■ **Exercise**
Search the material for the word "TradingView" and report each line where it turns up.

Figure content listings
****************

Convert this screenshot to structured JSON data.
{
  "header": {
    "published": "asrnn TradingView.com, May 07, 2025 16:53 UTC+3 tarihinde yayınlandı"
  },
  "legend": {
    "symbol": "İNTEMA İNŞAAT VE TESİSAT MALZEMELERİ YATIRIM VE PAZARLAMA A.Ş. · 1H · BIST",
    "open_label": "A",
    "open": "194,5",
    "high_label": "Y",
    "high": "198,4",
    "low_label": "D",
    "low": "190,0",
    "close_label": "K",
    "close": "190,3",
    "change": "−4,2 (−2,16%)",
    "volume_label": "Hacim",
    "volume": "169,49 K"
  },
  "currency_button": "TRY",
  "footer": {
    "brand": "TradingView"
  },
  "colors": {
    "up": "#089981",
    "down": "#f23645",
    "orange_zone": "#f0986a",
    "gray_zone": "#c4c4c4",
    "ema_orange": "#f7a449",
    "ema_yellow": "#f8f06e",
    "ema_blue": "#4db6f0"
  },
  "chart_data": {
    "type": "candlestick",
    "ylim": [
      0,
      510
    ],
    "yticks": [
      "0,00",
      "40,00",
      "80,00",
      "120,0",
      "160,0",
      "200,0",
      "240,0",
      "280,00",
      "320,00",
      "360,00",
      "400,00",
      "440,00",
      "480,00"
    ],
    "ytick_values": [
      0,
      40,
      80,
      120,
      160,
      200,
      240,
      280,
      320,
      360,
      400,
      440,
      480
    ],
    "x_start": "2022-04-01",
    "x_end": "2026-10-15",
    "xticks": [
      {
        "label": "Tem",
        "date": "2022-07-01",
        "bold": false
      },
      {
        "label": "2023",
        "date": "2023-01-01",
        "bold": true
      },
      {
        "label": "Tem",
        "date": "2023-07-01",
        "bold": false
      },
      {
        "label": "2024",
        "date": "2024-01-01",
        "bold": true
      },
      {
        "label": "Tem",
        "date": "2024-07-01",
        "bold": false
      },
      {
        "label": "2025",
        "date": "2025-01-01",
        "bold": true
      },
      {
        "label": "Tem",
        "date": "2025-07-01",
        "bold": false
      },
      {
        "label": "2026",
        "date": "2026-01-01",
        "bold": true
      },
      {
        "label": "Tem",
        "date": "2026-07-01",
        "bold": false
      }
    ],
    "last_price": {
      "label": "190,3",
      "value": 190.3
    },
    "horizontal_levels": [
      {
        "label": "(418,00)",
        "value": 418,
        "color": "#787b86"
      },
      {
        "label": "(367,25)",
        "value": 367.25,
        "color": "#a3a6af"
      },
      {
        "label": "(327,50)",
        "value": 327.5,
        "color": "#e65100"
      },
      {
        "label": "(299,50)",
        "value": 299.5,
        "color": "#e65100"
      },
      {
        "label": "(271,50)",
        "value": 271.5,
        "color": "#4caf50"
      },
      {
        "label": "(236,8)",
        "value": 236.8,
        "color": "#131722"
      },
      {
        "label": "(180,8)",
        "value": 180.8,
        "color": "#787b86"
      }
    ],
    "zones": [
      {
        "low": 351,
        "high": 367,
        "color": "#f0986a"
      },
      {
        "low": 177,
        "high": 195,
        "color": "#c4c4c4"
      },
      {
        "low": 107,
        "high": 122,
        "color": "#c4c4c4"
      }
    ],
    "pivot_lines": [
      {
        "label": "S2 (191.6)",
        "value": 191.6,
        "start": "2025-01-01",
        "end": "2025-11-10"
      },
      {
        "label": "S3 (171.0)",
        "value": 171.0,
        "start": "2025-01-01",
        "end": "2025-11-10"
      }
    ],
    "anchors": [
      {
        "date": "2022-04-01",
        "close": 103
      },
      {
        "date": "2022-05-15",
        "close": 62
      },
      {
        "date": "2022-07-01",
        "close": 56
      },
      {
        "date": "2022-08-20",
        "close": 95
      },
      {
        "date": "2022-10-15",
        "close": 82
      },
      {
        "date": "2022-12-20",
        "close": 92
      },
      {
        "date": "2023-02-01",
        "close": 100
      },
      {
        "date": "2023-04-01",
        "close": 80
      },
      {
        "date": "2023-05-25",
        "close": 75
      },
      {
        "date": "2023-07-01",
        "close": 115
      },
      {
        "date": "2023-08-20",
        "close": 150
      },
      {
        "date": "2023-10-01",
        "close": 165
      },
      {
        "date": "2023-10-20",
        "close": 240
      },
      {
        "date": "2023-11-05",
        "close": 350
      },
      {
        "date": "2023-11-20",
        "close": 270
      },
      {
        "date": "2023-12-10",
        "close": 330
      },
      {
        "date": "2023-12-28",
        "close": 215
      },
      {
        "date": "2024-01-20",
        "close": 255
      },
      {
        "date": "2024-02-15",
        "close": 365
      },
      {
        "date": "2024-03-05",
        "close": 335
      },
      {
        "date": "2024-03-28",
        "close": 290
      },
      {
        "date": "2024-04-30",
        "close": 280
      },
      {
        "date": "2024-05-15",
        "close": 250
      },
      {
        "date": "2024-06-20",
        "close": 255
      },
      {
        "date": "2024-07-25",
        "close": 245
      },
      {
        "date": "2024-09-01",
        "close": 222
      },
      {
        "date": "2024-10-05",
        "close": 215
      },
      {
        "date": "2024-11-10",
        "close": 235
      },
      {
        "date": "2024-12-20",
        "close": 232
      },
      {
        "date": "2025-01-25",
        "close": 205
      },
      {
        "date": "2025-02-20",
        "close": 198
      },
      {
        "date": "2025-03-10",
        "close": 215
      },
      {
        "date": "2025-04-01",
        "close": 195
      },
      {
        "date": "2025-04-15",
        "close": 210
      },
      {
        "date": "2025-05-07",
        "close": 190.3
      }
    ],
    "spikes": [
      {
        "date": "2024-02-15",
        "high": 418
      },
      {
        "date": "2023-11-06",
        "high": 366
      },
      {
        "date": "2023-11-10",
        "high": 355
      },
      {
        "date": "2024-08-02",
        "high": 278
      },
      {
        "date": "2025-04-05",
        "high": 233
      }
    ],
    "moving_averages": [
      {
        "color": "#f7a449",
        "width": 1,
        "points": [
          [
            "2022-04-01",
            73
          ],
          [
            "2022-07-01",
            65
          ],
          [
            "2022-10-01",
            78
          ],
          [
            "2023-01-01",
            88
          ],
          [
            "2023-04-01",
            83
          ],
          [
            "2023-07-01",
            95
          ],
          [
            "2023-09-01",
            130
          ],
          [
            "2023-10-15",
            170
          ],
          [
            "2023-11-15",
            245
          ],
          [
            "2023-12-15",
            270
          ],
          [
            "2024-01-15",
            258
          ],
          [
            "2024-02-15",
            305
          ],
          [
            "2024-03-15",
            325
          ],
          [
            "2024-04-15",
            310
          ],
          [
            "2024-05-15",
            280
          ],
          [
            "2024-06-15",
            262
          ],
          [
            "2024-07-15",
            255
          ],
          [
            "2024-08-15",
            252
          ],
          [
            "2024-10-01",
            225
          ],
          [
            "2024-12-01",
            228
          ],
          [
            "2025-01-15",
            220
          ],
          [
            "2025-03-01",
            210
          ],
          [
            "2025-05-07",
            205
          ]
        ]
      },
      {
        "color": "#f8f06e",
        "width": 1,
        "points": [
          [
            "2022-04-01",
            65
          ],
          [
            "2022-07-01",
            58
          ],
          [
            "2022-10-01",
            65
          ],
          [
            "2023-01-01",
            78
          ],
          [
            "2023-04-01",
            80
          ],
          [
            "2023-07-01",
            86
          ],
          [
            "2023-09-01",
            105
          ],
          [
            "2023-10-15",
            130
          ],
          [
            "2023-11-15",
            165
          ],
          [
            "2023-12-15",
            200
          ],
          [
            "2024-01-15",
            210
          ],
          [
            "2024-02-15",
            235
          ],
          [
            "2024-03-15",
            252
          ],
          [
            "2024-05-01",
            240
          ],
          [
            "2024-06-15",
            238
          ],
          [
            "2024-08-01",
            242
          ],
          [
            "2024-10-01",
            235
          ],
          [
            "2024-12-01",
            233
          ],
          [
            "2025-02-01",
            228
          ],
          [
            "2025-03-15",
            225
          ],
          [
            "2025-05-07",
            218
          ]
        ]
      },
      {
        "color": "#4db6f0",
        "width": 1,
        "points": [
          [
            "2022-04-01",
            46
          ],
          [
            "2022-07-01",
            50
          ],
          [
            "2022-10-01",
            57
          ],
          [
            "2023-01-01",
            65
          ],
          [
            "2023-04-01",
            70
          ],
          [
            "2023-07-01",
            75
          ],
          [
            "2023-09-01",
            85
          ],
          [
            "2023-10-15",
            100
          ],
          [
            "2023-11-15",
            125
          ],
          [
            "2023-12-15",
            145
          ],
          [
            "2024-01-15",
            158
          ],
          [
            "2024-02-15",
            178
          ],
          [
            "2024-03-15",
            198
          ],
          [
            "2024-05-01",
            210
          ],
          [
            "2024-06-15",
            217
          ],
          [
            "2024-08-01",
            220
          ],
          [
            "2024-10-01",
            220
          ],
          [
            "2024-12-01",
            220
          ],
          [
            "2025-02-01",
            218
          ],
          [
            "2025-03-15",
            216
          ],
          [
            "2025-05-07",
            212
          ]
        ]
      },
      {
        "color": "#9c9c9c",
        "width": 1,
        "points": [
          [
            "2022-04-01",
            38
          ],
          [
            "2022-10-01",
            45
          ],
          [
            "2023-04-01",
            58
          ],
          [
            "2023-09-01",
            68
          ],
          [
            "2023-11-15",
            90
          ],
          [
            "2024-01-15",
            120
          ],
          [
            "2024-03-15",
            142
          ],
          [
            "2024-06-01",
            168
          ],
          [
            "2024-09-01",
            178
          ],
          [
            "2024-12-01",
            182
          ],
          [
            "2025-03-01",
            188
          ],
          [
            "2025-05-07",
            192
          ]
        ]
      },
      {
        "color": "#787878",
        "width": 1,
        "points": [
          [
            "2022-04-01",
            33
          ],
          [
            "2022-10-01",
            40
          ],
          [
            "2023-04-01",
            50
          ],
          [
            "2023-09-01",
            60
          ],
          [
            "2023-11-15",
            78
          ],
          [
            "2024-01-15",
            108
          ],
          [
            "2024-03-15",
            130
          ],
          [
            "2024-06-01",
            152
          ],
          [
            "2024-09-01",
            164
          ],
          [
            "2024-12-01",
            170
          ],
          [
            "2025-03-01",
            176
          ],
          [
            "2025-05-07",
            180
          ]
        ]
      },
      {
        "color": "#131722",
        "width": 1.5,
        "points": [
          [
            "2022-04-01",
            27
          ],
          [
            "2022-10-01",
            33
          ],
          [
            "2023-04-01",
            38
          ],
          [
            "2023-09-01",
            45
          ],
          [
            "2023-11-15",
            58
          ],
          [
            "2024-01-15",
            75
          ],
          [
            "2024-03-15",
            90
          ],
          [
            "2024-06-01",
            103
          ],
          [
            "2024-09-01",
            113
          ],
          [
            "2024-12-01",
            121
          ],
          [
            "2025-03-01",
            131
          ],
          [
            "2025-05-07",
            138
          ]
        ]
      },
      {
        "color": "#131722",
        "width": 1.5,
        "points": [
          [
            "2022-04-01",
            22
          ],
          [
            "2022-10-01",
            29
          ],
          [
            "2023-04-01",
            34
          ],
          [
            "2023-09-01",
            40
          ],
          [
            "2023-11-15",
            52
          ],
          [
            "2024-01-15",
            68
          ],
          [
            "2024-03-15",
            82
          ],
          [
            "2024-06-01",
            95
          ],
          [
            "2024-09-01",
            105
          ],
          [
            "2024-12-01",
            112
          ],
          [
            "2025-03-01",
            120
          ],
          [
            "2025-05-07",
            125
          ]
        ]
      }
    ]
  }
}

****************

■ **Result**
    "published": "asrnn TradingView.com, May 07, 2025 16:53 UTC+3 tarihinde yayınlandı"
    "brand": "TradingView"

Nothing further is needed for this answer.